> _Task description_: Gather every line holding the string "JSON".

> _Material provided_:

•••••

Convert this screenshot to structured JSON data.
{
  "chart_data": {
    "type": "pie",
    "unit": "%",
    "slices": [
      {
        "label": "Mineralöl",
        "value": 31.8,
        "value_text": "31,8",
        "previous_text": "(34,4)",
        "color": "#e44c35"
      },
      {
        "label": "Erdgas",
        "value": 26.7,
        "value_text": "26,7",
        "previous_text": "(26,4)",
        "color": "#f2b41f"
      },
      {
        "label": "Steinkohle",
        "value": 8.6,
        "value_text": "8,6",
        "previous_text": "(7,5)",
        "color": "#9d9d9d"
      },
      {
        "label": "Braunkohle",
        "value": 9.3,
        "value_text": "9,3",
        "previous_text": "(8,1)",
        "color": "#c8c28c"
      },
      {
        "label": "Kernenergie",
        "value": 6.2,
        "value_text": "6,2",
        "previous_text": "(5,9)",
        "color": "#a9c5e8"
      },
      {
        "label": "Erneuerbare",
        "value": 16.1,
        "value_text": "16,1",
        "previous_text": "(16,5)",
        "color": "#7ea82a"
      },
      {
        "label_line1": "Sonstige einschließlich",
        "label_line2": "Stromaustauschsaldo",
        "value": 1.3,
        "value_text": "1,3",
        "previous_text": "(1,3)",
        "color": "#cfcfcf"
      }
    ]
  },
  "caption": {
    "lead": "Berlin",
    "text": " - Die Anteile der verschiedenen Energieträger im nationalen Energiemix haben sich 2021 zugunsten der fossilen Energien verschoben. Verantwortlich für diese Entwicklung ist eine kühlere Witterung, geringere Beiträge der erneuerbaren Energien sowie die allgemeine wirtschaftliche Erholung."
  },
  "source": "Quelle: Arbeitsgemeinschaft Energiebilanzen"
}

•••••

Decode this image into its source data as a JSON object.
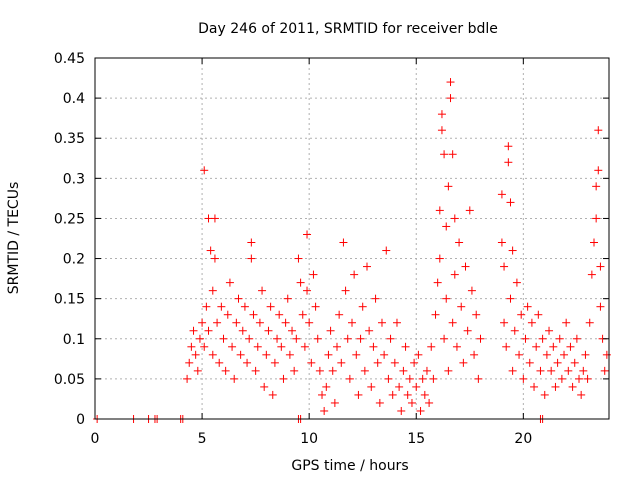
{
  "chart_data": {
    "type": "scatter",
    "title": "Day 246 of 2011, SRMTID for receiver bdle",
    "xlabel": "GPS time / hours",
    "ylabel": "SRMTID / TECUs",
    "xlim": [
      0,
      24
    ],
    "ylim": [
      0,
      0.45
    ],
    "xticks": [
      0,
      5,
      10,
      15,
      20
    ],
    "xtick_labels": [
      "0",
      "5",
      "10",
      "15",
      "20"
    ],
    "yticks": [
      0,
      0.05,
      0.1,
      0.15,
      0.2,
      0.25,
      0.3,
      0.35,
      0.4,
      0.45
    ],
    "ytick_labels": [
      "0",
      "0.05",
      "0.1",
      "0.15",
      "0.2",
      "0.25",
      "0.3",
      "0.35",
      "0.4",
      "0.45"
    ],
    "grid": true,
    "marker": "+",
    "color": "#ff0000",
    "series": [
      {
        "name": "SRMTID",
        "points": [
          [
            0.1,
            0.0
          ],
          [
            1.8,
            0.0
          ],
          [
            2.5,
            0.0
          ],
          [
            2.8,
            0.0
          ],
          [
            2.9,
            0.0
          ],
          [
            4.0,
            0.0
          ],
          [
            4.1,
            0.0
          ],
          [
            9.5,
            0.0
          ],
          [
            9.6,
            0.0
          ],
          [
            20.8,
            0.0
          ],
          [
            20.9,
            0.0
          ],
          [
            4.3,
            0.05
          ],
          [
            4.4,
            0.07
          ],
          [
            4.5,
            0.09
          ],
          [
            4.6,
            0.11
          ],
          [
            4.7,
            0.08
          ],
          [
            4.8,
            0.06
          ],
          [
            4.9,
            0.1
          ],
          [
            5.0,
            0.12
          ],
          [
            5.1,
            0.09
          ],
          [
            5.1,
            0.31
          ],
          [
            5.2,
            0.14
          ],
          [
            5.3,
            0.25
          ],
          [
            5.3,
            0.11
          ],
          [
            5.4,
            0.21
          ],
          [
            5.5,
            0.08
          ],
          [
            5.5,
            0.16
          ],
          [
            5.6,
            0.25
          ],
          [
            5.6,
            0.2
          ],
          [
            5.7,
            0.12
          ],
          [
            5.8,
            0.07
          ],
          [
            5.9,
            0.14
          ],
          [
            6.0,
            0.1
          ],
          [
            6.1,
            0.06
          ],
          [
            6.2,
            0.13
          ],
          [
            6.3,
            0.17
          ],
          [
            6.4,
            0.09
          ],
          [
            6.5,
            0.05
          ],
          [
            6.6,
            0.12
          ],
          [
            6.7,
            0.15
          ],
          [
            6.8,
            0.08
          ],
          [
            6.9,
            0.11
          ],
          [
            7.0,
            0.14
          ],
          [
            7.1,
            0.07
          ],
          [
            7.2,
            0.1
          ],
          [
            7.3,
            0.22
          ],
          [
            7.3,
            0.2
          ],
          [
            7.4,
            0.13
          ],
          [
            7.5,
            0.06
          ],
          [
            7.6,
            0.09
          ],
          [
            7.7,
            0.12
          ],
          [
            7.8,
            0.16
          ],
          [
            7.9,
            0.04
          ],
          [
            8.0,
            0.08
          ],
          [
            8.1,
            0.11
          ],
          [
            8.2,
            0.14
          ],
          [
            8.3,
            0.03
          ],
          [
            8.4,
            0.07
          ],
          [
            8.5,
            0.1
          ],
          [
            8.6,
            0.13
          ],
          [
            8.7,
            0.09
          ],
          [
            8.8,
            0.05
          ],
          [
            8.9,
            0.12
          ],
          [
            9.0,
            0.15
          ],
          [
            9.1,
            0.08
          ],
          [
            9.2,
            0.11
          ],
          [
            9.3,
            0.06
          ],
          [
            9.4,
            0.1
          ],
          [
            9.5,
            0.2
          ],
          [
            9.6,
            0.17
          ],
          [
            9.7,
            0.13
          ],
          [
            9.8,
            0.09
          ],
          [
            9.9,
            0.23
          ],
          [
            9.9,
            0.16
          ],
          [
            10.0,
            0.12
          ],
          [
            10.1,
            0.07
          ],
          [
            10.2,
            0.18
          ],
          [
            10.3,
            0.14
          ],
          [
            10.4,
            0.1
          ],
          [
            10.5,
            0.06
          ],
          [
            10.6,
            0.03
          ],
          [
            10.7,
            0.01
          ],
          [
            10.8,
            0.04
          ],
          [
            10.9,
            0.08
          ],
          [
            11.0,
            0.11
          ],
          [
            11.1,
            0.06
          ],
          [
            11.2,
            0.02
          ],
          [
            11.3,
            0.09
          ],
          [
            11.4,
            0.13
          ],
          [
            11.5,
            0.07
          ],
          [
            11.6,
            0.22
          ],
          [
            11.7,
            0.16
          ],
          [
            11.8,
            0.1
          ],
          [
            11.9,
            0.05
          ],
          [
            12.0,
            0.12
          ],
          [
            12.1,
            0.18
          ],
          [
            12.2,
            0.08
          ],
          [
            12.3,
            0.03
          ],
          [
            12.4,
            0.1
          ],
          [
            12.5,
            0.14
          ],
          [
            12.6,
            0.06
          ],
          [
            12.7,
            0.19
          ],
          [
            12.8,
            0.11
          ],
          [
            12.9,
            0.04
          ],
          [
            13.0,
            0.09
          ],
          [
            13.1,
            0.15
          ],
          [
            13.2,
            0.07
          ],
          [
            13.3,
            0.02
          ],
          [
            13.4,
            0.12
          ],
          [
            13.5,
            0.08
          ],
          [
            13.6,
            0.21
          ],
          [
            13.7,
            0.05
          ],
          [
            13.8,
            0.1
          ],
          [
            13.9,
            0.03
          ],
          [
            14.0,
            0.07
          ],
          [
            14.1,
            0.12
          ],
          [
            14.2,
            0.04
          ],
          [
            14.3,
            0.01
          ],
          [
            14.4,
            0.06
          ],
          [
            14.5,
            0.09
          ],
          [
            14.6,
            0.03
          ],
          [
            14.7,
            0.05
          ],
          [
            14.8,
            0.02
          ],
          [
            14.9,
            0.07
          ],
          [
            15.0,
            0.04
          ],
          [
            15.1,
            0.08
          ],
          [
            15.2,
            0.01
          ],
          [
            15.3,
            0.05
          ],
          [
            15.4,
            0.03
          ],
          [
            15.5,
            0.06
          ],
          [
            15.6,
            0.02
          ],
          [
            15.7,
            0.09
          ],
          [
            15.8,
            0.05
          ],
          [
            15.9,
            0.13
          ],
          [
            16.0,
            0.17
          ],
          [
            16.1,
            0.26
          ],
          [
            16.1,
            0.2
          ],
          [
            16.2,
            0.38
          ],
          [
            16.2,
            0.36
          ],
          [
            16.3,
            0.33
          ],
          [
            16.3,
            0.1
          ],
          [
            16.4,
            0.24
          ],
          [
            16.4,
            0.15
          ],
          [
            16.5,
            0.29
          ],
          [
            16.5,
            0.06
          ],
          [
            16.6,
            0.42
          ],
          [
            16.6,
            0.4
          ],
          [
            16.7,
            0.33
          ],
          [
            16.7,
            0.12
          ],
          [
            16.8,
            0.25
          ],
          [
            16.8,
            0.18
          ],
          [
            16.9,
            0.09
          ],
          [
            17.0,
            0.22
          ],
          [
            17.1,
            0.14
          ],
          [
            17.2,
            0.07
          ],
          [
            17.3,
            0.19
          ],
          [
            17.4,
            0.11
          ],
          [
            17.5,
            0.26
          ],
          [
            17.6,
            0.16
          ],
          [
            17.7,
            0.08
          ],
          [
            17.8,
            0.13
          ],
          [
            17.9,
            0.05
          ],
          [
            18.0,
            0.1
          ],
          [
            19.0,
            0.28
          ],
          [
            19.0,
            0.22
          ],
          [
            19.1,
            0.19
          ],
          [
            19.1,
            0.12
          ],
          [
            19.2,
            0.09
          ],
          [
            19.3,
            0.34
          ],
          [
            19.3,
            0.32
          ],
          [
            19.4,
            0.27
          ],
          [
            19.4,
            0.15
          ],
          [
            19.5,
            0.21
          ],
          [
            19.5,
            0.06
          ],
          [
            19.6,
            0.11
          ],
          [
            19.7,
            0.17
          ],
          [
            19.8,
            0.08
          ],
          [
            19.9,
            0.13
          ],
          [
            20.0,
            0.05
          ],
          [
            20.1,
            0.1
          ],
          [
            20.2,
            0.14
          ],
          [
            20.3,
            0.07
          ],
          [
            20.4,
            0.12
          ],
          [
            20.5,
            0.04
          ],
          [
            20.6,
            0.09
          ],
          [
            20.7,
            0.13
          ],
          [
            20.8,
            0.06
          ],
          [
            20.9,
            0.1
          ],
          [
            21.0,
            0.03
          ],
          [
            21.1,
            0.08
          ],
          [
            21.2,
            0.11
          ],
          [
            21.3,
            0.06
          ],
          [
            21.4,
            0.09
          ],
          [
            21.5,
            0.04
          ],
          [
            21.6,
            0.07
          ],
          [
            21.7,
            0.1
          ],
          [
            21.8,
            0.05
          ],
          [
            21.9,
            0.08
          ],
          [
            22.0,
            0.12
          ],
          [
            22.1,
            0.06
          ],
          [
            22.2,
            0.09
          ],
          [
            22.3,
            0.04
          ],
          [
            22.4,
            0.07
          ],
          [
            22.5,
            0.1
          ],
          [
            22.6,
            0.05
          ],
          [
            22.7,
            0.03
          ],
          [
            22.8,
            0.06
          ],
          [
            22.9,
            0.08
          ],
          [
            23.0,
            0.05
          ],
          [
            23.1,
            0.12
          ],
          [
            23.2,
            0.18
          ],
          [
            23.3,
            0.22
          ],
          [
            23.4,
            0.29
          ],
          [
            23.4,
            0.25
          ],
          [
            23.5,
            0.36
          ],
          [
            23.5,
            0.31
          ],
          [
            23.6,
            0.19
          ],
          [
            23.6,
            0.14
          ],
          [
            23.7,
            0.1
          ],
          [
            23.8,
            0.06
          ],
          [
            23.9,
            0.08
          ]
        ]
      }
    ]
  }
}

•••••

> _Answer to the task_:
Convert this screenshot to structured JSON data.
Decode this image into its source data as a JSON object.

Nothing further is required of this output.